*Written task*
Write out the whole listing, matching it exactly.

*Records supplied*
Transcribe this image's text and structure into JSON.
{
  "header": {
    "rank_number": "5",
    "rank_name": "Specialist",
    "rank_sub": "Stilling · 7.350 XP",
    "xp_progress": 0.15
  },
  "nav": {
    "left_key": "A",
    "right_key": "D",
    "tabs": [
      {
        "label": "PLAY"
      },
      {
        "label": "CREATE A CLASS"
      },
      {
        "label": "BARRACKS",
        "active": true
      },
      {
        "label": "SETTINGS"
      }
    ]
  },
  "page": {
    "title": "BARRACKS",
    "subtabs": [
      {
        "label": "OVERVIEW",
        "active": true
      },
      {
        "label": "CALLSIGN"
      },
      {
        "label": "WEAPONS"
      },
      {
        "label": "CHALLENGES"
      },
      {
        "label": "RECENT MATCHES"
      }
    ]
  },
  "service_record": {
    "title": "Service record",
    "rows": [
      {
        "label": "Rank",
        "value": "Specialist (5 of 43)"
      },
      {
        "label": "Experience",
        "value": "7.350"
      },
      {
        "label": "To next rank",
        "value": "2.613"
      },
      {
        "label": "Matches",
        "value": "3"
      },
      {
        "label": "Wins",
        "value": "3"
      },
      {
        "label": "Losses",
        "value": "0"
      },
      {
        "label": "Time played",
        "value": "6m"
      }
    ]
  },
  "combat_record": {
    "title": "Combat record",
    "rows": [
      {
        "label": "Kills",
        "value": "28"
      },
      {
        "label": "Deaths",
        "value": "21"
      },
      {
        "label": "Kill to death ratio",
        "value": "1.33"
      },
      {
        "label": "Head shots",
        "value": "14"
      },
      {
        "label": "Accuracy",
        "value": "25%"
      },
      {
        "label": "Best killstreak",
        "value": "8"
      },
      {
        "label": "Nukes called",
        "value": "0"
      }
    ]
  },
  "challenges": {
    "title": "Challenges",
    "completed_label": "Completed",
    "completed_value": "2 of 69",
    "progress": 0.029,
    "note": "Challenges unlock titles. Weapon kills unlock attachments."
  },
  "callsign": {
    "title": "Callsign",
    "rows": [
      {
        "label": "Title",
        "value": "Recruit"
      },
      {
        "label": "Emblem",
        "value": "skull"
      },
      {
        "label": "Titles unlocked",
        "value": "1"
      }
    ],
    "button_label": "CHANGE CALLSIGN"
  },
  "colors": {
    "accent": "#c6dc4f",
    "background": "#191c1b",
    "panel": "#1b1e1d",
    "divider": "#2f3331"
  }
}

*Expected answer*
Transcribe this image's text and structure into JSON.
{
  "header": {
    "rank_number": "5",
    "rank_name": "Specialist",
    "rank_sub": "Stilling · 7.350 XP",
    "xp_progress": 0.15
  },
  "nav": {
    "left_key": "A",
    "right_key": "D",
    "tabs": [
      {
        "label": "PLAY"
      },
      {
        "label": "CREATE A CLASS"
      },
      {
        "label": "BARRACKS",
        "active": true
      },
      {
        "label": "SETTINGS"
      }
    ]
  },
  "page": {
    "title": "BARRACKS",
    "subtabs": [
      {
        "label": "OVERVIEW",
        "active": true
      },
      {
        "label": "CALLSIGN"
      },
      {
        "label": "WEAPONS"
      },
      {
        "label": "CHALLENGES"
      },
      {
        "label": "RECENT MATCHES"
      }
    ]
  },
  "service_record": {
    "title": "Service record",
    "rows": [
      {
        "label": "Rank",
        "value": "Specialist (5 of 43)"
      },
      {
        "label": "Experience",
        "value": "7.350"
      },
      {
        "label": "To next rank",
        "value": "2.613"
      },
      {
        "label": "Matches",
        "value": "3"
      },
      {
        "label": "Wins",
        "value": "3"
      },
      {
        "label": "Losses",
        "value": "0"
      },
      {
        "label": "Time played",
        "value": "6m"
      }
    ]
  },
  "combat_record": {
    "title": "Combat record",
    "rows": [
      {
        "label": "Kills",
        "value": "28"
      },
      {
        "label": "Deaths",
        "value": "21"
      },
      {
        "label": "Kill to death ratio",
        "value": "1.33"
      },
      {
        "label": "Head shots",
        "value": "14"
      },
      {
        "label": "Accuracy",
        "value": "25%"
      },
      {
        "label": "Best killstreak",
        "value": "8"
      },
      {
        "label": "Nukes called",
        "value": "0"
      }
    ]
  },
  "challenges": {
    "title": "Challenges",
    "completed_label": "Completed",
    "completed_value": "2 of 69",
    "progress": 0.029,
    "note": "Challenges unlock titles. Weapon kills unlock attachments."
  },
  "callsign": {
    "title": "Callsign",
    "rows": [
      {
        "label": "Title",
        "value": "Recruit"
      },
      {
        "label": "Emblem",
        "value": "skull"
      },
      {
        "label": "Titles unlocked",
        "value": "1"
      }
    ],
    "button_label": "CHANGE CALLSIGN"
  },
  "colors": {
    "accent": "#c6dc4f",
    "background": "#191c1b",
    "panel": "#1b1e1d",
    "divider": "#2f3331"
  }
}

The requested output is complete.